DATA EXTRACT –

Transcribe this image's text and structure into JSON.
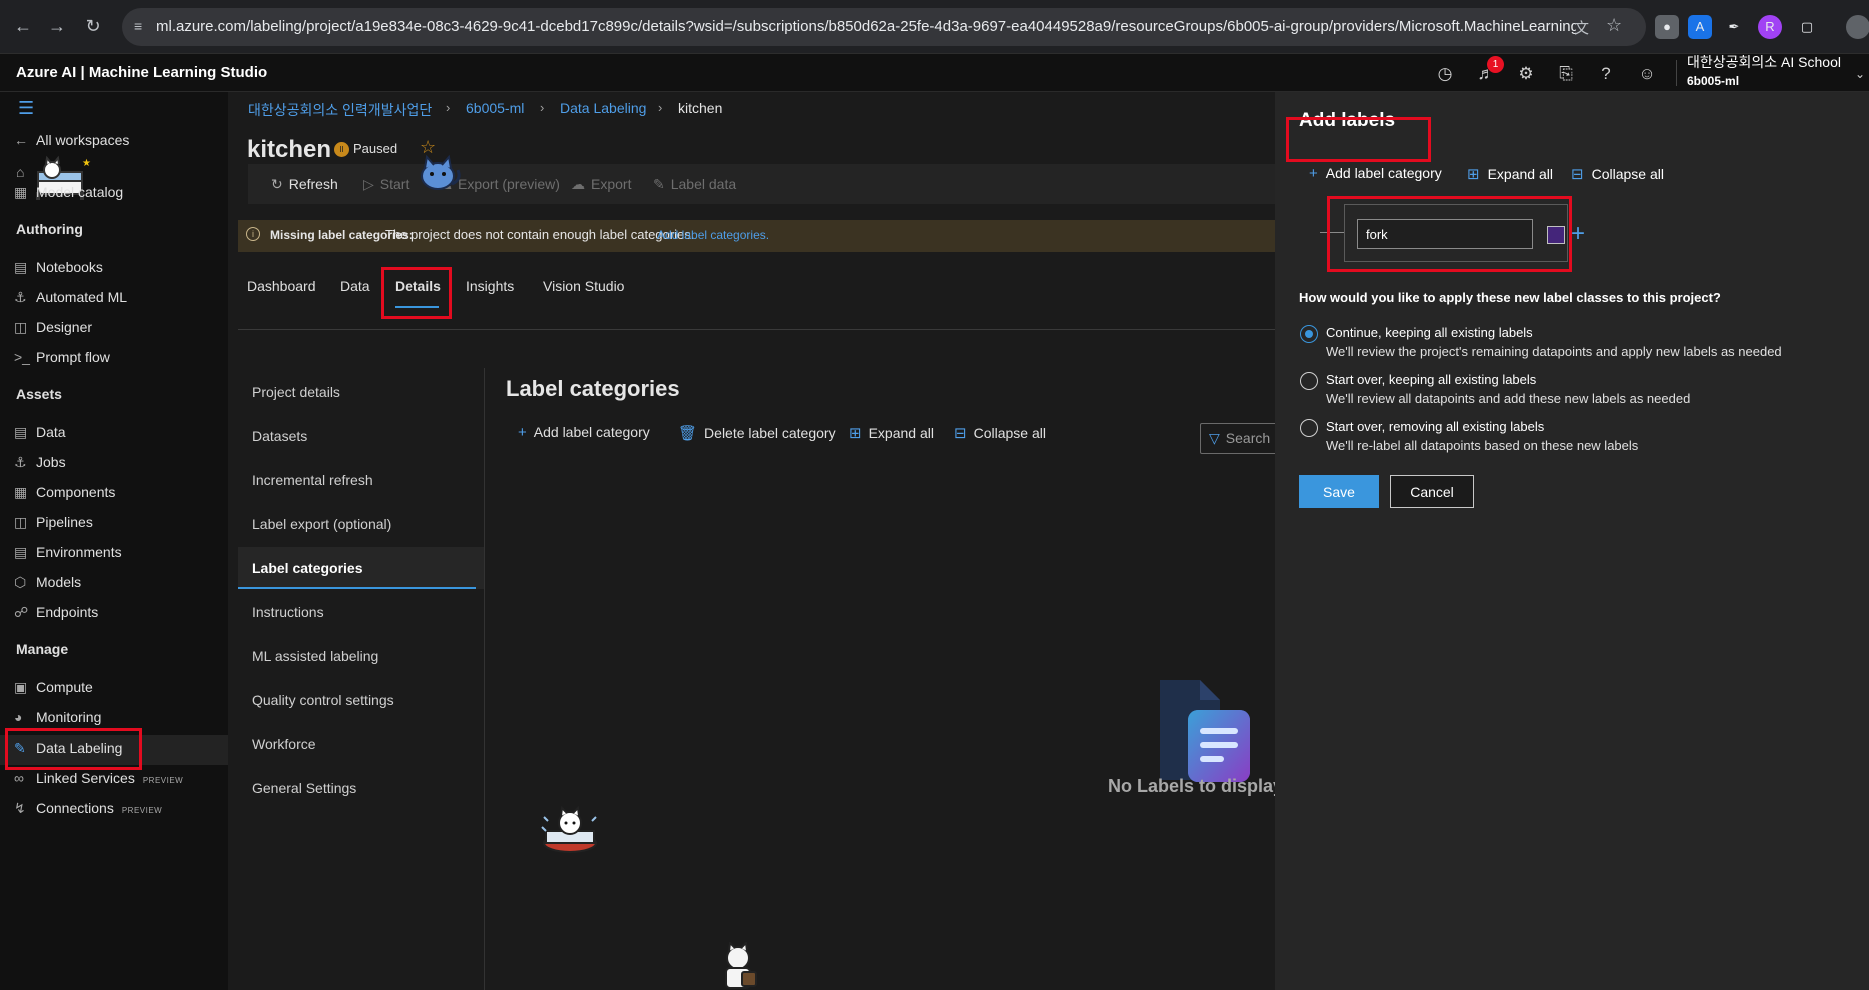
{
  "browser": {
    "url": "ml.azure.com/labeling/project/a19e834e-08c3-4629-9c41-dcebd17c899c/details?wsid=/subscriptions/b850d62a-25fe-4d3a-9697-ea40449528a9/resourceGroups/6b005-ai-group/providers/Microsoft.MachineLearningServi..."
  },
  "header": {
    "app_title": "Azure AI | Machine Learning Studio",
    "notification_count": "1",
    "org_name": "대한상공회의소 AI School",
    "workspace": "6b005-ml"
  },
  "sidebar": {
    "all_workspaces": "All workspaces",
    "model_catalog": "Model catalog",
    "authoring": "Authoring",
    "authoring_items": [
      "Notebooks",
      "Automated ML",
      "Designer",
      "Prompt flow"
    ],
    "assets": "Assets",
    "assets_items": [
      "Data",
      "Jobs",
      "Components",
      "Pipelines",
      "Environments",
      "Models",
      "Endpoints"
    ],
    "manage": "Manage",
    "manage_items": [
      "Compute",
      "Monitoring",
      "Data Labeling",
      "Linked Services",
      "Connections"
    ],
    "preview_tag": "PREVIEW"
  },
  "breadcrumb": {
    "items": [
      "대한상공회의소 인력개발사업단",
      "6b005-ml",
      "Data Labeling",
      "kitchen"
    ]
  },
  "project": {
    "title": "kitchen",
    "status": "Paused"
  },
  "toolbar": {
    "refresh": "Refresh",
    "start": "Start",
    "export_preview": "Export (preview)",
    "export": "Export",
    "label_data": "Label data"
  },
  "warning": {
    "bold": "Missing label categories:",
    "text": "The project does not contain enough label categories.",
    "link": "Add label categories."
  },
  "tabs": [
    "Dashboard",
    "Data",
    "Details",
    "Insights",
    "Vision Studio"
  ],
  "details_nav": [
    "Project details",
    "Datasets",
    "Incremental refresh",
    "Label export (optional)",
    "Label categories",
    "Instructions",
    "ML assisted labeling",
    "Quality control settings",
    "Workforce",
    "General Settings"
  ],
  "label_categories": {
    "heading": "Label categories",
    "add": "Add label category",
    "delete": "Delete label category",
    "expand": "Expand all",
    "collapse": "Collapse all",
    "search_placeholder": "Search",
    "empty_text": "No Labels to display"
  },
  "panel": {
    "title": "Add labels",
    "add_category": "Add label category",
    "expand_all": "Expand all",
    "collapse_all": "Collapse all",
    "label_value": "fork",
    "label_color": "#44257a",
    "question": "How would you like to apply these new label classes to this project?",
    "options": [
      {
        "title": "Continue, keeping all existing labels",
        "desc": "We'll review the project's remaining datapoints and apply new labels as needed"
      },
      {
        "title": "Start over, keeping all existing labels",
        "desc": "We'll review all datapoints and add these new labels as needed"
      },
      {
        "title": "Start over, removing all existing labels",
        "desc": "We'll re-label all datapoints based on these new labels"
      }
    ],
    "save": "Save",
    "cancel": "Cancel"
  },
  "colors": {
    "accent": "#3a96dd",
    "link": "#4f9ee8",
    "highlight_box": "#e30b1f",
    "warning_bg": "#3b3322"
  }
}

GIVEN PROBLEM – Reproduce all of the entries word for word, skipping any pictures they hold.

ANSWER TO THE EXERCISE –
Transcribe this image's text and structure into JSON.
{
  "browser": {
    "url": "ml.azure.com/labeling/project/a19e834e-08c3-4629-9c41-dcebd17c899c/details?wsid=/subscriptions/b850d62a-25fe-4d3a-9697-ea40449528a9/resourceGroups/6b005-ai-group/providers/Microsoft.MachineLearningServi..."
  },
  "header": {
    "app_title": "Azure AI | Machine Learning Studio",
    "notification_count": "1",
    "org_name": "대한상공회의소 AI School",
    "workspace": "6b005-ml"
  },
  "sidebar": {
    "all_workspaces": "All workspaces",
    "model_catalog": "Model catalog",
    "authoring": "Authoring",
    "authoring_items": [
      "Notebooks",
      "Automated ML",
      "Designer",
      "Prompt flow"
    ],
    "assets": "Assets",
    "assets_items": [
      "Data",
      "Jobs",
      "Components",
      "Pipelines",
      "Environments",
      "Models",
      "Endpoints"
    ],
    "manage": "Manage",
    "manage_items": [
      "Compute",
      "Monitoring",
      "Data Labeling",
      "Linked Services",
      "Connections"
    ],
    "preview_tag": "PREVIEW"
  },
  "breadcrumb": {
    "items": [
      "대한상공회의소 인력개발사업단",
      "6b005-ml",
      "Data Labeling",
      "kitchen"
    ]
  },
  "project": {
    "title": "kitchen",
    "status": "Paused"
  },
  "toolbar": {
    "refresh": "Refresh",
    "start": "Start",
    "export_preview": "Export (preview)",
    "export": "Export",
    "label_data": "Label data"
  },
  "warning": {
    "bold": "Missing label categories:",
    "text": "The project does not contain enough label categories.",
    "link": "Add label categories."
  },
  "tabs": [
    "Dashboard",
    "Data",
    "Details",
    "Insights",
    "Vision Studio"
  ],
  "details_nav": [
    "Project details",
    "Datasets",
    "Incremental refresh",
    "Label export (optional)",
    "Label categories",
    "Instructions",
    "ML assisted labeling",
    "Quality control settings",
    "Workforce",
    "General Settings"
  ],
  "label_categories": {
    "heading": "Label categories",
    "add": "Add label category",
    "delete": "Delete label category",
    "expand": "Expand all",
    "collapse": "Collapse all",
    "search_placeholder": "Search",
    "empty_text": "No Labels to display"
  },
  "panel": {
    "title": "Add labels",
    "add_category": "Add label category",
    "expand_all": "Expand all",
    "collapse_all": "Collapse all",
    "label_value": "fork",
    "label_color": "#44257a",
    "question": "How would you like to apply these new label classes to this project?",
    "options": [
      {
        "title": "Continue, keeping all existing labels",
        "desc": "We'll review the project's remaining datapoints and apply new labels as needed"
      },
      {
        "title": "Start over, keeping all existing labels",
        "desc": "We'll review all datapoints and add these new labels as needed"
      },
      {
        "title": "Start over, removing all existing labels",
        "desc": "We'll re-label all datapoints based on these new labels"
      }
    ],
    "save": "Save",
    "cancel": "Cancel"
  },
  "colors": {
    "accent": "#3a96dd",
    "link": "#4f9ee8",
    "highlight_box": "#e30b1f",
    "warning_bg": "#3b3322"
  }
}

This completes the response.